TASK INPUT:
☆ ☆ ☆ ☆ ☆
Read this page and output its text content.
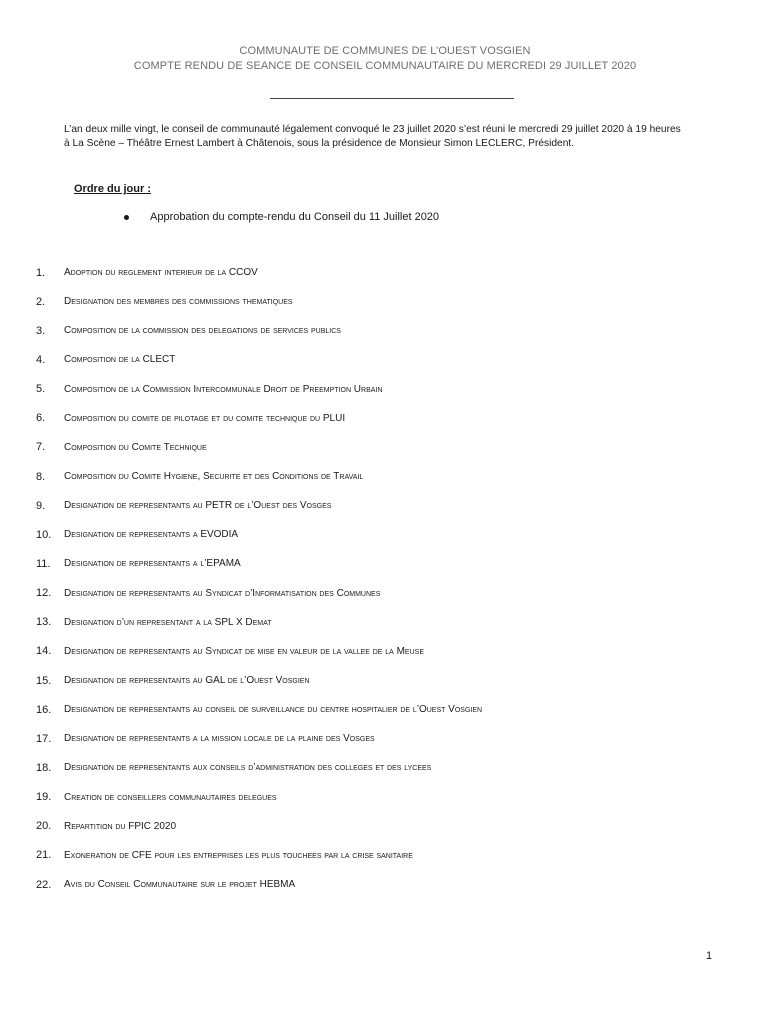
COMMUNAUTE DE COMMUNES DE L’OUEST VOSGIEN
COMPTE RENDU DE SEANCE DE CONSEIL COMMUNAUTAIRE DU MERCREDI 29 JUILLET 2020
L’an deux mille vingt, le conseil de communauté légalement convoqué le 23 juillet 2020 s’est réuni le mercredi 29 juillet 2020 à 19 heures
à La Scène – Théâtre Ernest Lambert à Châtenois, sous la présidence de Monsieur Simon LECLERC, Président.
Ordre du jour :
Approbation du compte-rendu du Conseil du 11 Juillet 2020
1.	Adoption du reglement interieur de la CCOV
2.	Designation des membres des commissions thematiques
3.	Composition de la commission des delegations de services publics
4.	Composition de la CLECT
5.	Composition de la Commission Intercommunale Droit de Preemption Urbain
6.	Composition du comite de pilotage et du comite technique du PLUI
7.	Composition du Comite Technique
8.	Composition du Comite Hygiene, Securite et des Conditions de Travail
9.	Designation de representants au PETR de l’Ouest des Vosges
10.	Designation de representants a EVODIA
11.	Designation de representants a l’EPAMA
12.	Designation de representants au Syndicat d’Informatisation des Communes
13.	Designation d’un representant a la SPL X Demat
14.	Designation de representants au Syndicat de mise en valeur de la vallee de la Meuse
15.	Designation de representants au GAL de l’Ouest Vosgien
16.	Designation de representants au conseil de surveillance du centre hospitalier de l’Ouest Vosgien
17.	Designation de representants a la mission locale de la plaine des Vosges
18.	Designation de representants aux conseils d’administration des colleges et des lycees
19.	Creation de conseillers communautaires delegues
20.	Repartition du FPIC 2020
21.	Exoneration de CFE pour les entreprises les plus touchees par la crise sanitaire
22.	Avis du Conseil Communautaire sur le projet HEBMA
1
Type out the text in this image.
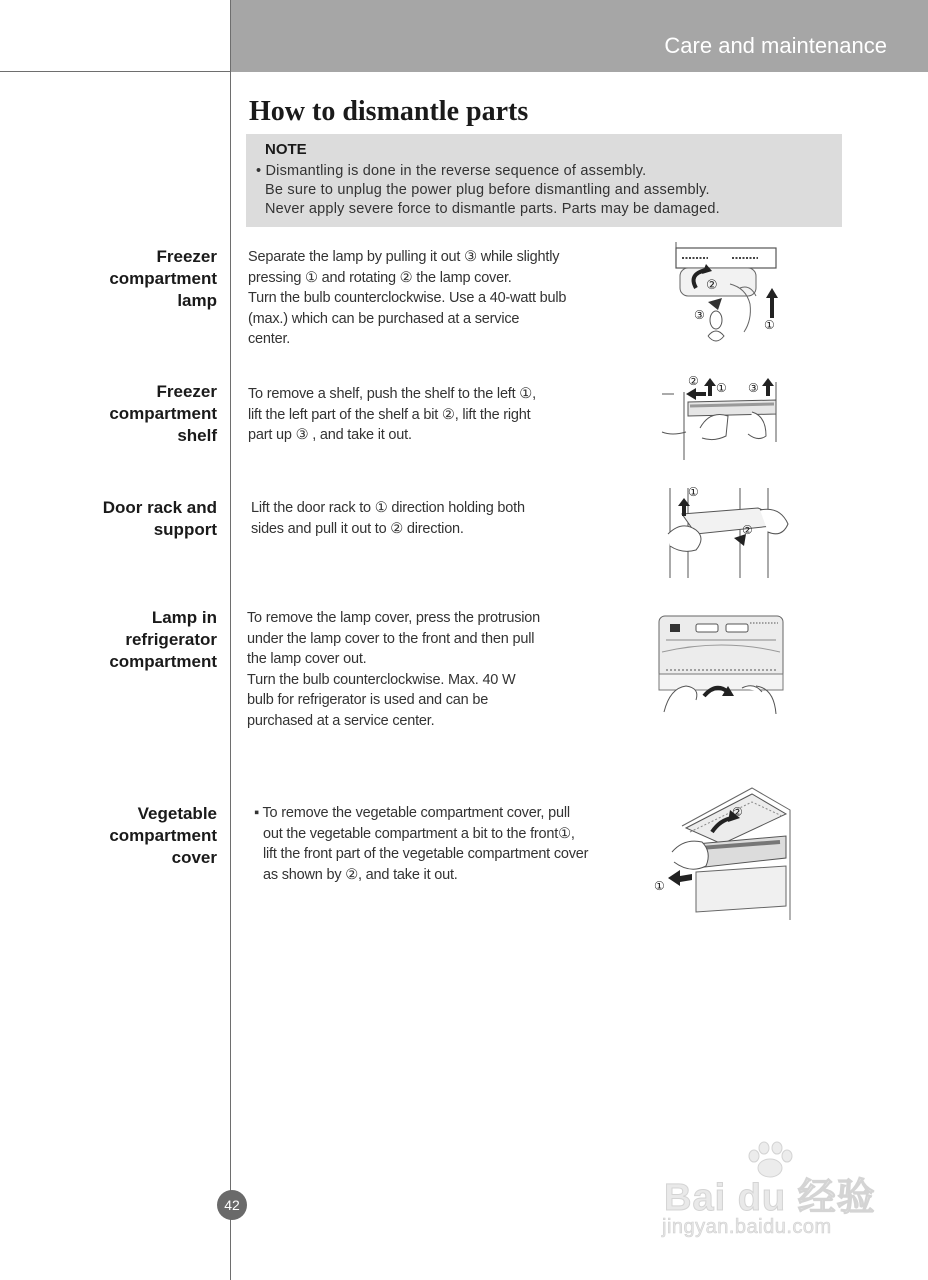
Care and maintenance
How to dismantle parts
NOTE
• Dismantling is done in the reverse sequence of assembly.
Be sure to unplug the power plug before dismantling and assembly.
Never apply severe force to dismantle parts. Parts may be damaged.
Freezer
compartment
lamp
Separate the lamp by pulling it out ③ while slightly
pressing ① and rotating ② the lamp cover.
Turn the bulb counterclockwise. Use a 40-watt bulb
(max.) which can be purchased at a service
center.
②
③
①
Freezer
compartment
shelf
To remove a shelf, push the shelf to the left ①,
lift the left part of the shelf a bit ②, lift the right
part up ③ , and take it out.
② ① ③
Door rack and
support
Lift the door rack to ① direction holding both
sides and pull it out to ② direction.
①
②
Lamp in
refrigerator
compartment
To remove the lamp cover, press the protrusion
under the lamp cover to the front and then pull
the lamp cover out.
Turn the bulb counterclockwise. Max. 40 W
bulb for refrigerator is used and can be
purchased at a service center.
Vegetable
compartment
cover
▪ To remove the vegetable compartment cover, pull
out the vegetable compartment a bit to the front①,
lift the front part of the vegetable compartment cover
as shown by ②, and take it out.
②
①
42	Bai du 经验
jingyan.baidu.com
☆ ☆ ☆ ☆ ☆
WHAT NEEDS TO BE DONE: Excluding pictures, copy exactly the lines from the line containing "Type out the text in this image." through the last line of the data, inclusive.

EXERCISE OUTPUT:
Type out the text in this image.
Care and maintenance
How to dismantle parts
NOTE
• Dismantling is done in the reverse sequence of assembly.
Be sure to unplug the power plug before dismantling and assembly.
Never apply severe force to dismantle parts. Parts may be damaged.
Freezer
compartment
lamp
Separate the lamp by pulling it out ③ while slightly
pressing ① and rotating ② the lamp cover.
Turn the bulb counterclockwise. Use a 40-watt bulb
(max.) which can be purchased at a service
center.
②
③
①
Freezer
compartment
shelf
To remove a shelf, push the shelf to the left ①,
lift the left part of the shelf a bit ②, lift the right
part up ③ , and take it out.
② ① ③
Door rack and
support
Lift the door rack to ① direction holding both
sides and pull it out to ② direction.
①
②
Lamp in
refrigerator
compartment
To remove the lamp cover, press the protrusion
under the lamp cover to the front and then pull
the lamp cover out.
Turn the bulb counterclockwise. Max. 40 W
bulb for refrigerator is used and can be
purchased at a service center.
Vegetable
compartment
cover
▪ To remove the vegetable compartment cover, pull
out the vegetable compartment a bit to the front①,
lift the front part of the vegetable compartment cover
as shown by ②, and take it out.
②
①
42	Bai du 经验
jingyan.baidu.com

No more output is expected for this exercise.